■ Aim of the task:
Transcribe the records in full, keeping every character as it is.

■ Entries shown:
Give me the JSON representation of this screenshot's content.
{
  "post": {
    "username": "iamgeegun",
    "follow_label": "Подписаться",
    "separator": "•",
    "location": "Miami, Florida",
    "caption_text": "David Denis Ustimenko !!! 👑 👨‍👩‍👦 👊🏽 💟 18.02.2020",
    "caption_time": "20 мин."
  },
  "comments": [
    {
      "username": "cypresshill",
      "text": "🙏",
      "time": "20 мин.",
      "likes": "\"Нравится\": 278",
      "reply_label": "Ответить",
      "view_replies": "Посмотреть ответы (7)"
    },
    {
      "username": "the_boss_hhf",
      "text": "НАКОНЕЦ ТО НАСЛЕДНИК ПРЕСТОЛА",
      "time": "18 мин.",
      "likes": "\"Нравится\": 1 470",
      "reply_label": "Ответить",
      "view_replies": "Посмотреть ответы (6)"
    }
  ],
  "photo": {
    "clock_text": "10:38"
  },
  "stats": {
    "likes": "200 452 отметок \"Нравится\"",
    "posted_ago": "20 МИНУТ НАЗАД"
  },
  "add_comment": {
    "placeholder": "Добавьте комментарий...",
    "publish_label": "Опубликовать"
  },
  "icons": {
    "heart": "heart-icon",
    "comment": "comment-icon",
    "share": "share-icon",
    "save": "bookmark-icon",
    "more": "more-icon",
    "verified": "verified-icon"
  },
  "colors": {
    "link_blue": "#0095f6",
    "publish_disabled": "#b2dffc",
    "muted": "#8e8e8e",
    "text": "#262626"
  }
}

■ Solution to this task:
Give me the JSON representation of this screenshot's content.
{
  "post": {
    "username": "iamgeegun",
    "follow_label": "Подписаться",
    "separator": "•",
    "location": "Miami, Florida",
    "caption_text": "David Denis Ustimenko !!! 👑 👨‍👩‍👦 👊🏽 💟 18.02.2020",
    "caption_time": "20 мин."
  },
  "comments": [
    {
      "username": "cypresshill",
      "text": "🙏",
      "time": "20 мин.",
      "likes": "\"Нравится\": 278",
      "reply_label": "Ответить",
      "view_replies": "Посмотреть ответы (7)"
    },
    {
      "username": "the_boss_hhf",
      "text": "НАКОНЕЦ ТО НАСЛЕДНИК ПРЕСТОЛА",
      "time": "18 мин.",
      "likes": "\"Нравится\": 1 470",
      "reply_label": "Ответить",
      "view_replies": "Посмотреть ответы (6)"
    }
  ],
  "photo": {
    "clock_text": "10:38"
  },
  "stats": {
    "likes": "200 452 отметок \"Нравится\"",
    "posted_ago": "20 МИНУТ НАЗАД"
  },
  "add_comment": {
    "placeholder": "Добавьте комментарий...",
    "publish_label": "Опубликовать"
  },
  "icons": {
    "heart": "heart-icon",
    "comment": "comment-icon",
    "share": "share-icon",
    "save": "bookmark-icon",
    "more": "more-icon",
    "verified": "verified-icon"
  },
  "colors": {
    "link_blue": "#0095f6",
    "publish_disabled": "#b2dffc",
    "muted": "#8e8e8e",
    "text": "#262626"
  }
}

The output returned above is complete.